Structured figure records
%%
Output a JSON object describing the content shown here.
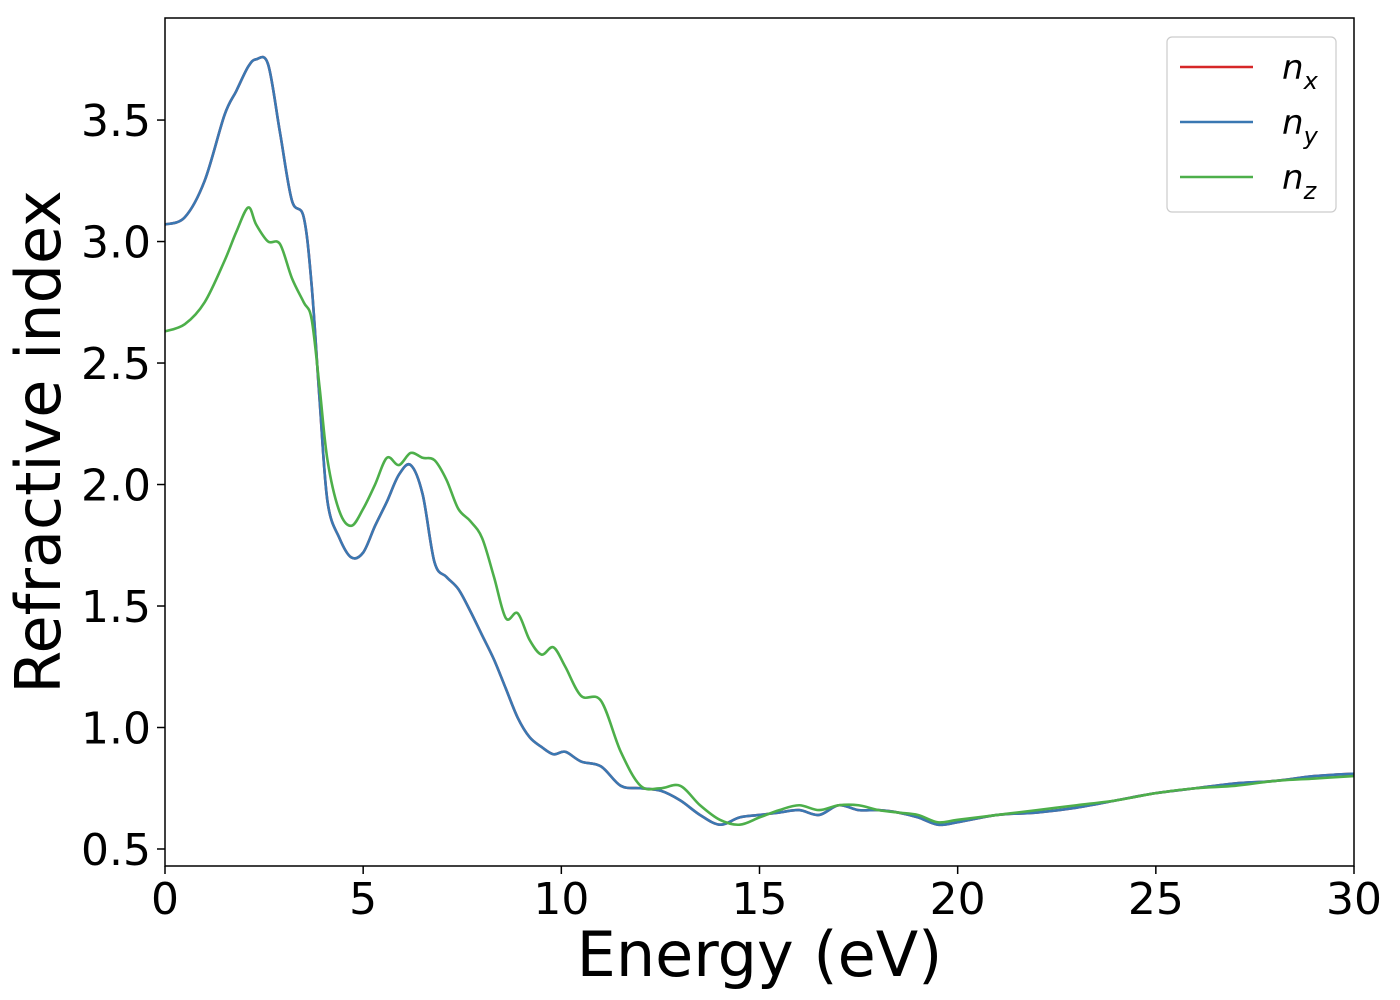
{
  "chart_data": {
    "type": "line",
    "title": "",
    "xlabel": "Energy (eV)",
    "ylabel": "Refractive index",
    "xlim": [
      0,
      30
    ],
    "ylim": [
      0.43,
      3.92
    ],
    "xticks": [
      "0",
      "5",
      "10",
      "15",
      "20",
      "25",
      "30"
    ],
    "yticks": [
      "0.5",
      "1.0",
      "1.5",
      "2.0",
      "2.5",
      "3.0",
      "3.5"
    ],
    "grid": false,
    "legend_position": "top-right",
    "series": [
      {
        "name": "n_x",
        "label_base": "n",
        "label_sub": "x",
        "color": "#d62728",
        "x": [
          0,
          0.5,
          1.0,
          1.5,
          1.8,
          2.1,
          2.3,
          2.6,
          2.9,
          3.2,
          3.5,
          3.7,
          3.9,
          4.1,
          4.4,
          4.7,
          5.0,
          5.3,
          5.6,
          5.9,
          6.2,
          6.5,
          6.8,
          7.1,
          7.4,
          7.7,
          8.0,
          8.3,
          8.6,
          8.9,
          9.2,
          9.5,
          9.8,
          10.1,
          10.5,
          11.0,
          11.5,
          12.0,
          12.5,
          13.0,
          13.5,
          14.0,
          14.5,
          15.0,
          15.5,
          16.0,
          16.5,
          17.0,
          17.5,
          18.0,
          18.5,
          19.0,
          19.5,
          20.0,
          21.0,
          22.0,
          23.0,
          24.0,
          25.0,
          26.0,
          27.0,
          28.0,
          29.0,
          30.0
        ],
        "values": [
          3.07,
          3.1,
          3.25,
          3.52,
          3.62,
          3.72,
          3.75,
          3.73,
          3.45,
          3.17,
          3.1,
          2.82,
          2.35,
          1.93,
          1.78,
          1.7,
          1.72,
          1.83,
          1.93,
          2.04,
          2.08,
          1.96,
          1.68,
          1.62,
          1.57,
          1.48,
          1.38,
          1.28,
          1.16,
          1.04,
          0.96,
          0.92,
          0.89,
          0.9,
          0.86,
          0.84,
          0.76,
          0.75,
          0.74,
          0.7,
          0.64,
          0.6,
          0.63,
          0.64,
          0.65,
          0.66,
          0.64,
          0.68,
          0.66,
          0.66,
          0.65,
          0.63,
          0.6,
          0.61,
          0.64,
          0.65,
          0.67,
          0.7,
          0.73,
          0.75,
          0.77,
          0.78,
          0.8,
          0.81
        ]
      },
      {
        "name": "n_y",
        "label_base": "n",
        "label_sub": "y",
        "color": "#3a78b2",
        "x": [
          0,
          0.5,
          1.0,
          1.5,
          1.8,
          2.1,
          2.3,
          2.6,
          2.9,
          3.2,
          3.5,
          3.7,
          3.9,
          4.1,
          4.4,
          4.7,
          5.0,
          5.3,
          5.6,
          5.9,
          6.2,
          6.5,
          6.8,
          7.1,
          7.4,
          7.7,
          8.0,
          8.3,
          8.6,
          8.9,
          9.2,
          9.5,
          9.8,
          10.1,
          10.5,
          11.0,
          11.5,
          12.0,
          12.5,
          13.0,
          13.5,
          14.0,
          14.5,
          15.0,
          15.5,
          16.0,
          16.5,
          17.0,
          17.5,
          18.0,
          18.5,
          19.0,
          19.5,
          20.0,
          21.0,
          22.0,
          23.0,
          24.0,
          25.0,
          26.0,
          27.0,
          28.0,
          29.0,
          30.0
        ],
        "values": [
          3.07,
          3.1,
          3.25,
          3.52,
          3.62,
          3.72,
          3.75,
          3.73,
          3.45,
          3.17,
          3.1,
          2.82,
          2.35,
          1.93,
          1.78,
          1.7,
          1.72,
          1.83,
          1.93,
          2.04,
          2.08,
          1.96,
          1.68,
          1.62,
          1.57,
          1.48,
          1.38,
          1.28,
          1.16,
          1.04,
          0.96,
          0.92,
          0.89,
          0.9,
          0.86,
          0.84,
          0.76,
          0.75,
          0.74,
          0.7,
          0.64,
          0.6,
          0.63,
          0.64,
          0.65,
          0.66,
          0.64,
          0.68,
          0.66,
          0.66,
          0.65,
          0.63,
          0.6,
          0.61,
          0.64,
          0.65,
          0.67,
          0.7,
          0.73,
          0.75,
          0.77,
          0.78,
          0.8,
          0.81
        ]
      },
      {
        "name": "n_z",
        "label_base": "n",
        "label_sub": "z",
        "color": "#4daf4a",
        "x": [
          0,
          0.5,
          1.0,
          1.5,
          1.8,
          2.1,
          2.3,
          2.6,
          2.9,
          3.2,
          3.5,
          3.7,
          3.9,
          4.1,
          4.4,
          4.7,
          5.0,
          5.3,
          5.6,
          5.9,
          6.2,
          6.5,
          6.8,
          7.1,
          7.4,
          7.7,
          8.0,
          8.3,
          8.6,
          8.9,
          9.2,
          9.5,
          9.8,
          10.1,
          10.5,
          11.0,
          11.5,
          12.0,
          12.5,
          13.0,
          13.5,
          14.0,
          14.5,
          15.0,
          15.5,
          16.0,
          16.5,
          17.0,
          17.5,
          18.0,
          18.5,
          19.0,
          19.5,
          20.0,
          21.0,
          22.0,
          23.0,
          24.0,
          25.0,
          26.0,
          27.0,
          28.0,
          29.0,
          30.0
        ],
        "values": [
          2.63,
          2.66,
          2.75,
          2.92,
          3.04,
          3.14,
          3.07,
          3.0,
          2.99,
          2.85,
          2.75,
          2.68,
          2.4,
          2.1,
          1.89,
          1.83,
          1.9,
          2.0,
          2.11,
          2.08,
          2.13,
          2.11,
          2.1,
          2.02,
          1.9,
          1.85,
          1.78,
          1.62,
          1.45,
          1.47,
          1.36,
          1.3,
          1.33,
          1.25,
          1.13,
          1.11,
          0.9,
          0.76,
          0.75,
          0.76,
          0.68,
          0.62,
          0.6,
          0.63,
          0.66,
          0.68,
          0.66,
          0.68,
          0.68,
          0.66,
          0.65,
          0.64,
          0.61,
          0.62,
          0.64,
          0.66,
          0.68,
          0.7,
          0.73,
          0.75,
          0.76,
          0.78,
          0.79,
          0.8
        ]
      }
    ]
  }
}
%%
### Written task
Locate the word "color" in the records and collect each line it appears in.

### Result of the task
        "color": "#d62728",
        "color": "#3a78b2",
        "color": "#4daf4a",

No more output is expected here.